### GIVEN REQUEST
Set down the whole listing verbatim.

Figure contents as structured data
..............................
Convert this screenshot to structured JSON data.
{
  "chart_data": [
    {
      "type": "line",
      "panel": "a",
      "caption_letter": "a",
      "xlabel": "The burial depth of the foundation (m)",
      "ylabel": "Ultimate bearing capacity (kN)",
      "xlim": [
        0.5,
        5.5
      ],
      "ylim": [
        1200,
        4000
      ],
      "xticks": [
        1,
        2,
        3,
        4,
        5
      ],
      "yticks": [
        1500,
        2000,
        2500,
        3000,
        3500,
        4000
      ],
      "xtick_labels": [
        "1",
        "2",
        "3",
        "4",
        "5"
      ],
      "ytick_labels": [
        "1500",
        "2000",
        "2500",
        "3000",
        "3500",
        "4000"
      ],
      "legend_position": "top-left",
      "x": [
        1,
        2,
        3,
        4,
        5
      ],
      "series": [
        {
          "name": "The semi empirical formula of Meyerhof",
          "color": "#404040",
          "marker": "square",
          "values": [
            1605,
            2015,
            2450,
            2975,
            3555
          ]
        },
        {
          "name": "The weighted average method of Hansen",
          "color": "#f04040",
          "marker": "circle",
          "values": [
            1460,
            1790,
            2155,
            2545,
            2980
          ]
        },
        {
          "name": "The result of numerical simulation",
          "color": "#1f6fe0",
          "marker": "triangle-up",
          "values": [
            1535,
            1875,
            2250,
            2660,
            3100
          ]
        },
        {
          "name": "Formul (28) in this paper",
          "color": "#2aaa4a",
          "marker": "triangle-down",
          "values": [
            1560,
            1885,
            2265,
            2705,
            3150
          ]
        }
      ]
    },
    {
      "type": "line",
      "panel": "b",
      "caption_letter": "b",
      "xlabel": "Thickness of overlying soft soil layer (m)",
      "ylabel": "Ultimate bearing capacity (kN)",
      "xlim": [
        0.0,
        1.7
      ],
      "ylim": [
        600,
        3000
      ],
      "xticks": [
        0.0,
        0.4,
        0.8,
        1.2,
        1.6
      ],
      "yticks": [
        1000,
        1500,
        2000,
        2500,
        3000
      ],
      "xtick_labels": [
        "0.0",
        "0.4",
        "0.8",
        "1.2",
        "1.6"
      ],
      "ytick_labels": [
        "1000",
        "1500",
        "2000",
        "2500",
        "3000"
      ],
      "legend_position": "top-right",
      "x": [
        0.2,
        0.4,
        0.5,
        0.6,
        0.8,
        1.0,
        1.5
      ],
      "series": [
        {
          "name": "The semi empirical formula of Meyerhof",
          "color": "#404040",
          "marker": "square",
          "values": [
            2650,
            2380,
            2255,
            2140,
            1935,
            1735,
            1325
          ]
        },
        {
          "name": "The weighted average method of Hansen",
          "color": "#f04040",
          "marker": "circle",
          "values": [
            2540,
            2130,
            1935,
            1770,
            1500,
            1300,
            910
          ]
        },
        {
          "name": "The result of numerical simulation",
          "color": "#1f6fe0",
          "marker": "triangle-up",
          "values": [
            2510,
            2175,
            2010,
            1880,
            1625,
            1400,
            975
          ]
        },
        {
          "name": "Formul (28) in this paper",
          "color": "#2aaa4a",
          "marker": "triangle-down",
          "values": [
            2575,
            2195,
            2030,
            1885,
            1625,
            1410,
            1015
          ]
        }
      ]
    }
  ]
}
..............................
### TASK RESPONSE
Convert this screenshot to structured JSON data.
{
  "chart_data": [
    {
      "type": "line",
      "panel": "a",
      "caption_letter": "a",
      "xlabel": "The burial depth of the foundation (m)",
      "ylabel": "Ultimate bearing capacity (kN)",
      "xlim": [
        0.5,
        5.5
      ],
      "ylim": [
        1200,
        4000
      ],
      "xticks": [
        1,
        2,
        3,
        4,
        5
      ],
      "yticks": [
        1500,
        2000,
        2500,
        3000,
        3500,
        4000
      ],
      "xtick_labels": [
        "1",
        "2",
        "3",
        "4",
        "5"
      ],
      "ytick_labels": [
        "1500",
        "2000",
        "2500",
        "3000",
        "3500",
        "4000"
      ],
      "legend_position": "top-left",
      "x": [
        1,
        2,
        3,
        4,
        5
      ],
      "series": [
        {
          "name": "The semi empirical formula of Meyerhof",
          "color": "#404040",
          "marker": "square",
          "values": [
            1605,
            2015,
            2450,
            2975,
            3555
          ]
        },
        {
          "name": "The weighted average method of Hansen",
          "color": "#f04040",
          "marker": "circle",
          "values": [
            1460,
            1790,
            2155,
            2545,
            2980
          ]
        },
        {
          "name": "The result of numerical simulation",
          "color": "#1f6fe0",
          "marker": "triangle-up",
          "values": [
            1535,
            1875,
            2250,
            2660,
            3100
          ]
        },
        {
          "name": "Formul (28) in this paper",
          "color": "#2aaa4a",
          "marker": "triangle-down",
          "values": [
            1560,
            1885,
            2265,
            2705,
            3150
          ]
        }
      ]
    },
    {
      "type": "line",
      "panel": "b",
      "caption_letter": "b",
      "xlabel": "Thickness of overlying soft soil layer (m)",
      "ylabel": "Ultimate bearing capacity (kN)",
      "xlim": [
        0.0,
        1.7
      ],
      "ylim": [
        600,
        3000
      ],
      "xticks": [
        0.0,
        0.4,
        0.8,
        1.2,
        1.6
      ],
      "yticks": [
        1000,
        1500,
        2000,
        2500,
        3000
      ],
      "xtick_labels": [
        "0.0",
        "0.4",
        "0.8",
        "1.2",
        "1.6"
      ],
      "ytick_labels": [
        "1000",
        "1500",
        "2000",
        "2500",
        "3000"
      ],
      "legend_position": "top-right",
      "x": [
        0.2,
        0.4,
        0.5,
        0.6,
        0.8,
        1.0,
        1.5
      ],
      "series": [
        {
          "name": "The semi empirical formula of Meyerhof",
          "color": "#404040",
          "marker": "square",
          "values": [
            2650,
            2380,
            2255,
            2140,
            1935,
            1735,
            1325
          ]
        },
        {
          "name": "The weighted average method of Hansen",
          "color": "#f04040",
          "marker": "circle",
          "values": [
            2540,
            2130,
            1935,
            1770,
            1500,
            1300,
            910
          ]
        },
        {
          "name": "The result of numerical simulation",
          "color": "#1f6fe0",
          "marker": "triangle-up",
          "values": [
            2510,
            2175,
            2010,
            1880,
            1625,
            1400,
            975
          ]
        },
        {
          "name": "Formul (28) in this paper",
          "color": "#2aaa4a",
          "marker": "triangle-down",
          "values": [
            2575,
            2195,
            2030,
            1885,
            1625,
            1410,
            1015
          ]
        }
      ]
    }
  ]
}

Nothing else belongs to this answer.